What to work on: In the material below, list every line carrying the string "daughter".

Stored entries
# # # #
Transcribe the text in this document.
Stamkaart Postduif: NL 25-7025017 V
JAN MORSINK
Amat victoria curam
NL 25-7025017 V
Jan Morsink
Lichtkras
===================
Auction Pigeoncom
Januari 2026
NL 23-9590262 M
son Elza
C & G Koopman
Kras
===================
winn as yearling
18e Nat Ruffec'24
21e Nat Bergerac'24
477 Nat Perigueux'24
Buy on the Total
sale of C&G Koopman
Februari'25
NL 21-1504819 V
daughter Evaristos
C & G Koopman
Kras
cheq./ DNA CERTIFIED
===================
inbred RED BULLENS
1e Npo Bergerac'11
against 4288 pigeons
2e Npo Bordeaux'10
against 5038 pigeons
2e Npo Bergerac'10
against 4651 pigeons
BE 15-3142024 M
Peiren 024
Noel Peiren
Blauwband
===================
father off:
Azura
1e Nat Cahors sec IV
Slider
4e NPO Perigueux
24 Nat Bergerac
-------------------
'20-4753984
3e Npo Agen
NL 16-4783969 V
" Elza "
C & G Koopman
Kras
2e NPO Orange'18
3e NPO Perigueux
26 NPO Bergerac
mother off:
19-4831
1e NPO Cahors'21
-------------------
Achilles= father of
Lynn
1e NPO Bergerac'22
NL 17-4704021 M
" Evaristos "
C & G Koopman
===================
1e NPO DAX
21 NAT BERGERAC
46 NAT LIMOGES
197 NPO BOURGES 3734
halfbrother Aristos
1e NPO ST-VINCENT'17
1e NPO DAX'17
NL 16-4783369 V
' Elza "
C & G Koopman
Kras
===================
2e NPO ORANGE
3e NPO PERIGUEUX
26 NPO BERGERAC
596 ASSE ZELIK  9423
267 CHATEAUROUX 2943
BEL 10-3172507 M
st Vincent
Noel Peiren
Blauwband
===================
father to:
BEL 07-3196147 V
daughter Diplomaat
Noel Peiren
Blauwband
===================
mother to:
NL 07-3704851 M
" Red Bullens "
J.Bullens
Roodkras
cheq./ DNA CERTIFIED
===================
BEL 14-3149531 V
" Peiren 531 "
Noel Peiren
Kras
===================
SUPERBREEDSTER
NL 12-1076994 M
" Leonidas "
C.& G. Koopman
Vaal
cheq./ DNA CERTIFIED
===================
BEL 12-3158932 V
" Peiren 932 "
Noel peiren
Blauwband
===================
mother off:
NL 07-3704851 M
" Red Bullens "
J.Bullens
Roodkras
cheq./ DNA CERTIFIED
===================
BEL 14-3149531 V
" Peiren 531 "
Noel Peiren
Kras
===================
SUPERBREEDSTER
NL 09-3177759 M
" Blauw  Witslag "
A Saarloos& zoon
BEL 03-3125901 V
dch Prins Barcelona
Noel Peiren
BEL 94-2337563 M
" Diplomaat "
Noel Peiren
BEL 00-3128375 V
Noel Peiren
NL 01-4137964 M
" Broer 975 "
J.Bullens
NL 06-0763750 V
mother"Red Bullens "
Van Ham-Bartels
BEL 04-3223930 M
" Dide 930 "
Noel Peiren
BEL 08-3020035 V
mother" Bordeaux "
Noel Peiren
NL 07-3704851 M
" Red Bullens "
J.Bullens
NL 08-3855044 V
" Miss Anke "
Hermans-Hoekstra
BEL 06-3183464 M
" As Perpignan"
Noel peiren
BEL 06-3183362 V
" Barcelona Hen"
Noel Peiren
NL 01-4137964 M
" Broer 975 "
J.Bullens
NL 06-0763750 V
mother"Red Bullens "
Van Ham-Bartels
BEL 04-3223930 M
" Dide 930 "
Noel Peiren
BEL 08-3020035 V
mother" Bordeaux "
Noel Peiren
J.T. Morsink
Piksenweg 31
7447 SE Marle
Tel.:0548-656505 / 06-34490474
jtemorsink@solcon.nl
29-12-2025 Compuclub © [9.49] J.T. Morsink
# # # #
Exercise output:
daughter Evaristos
daughter Diplomaat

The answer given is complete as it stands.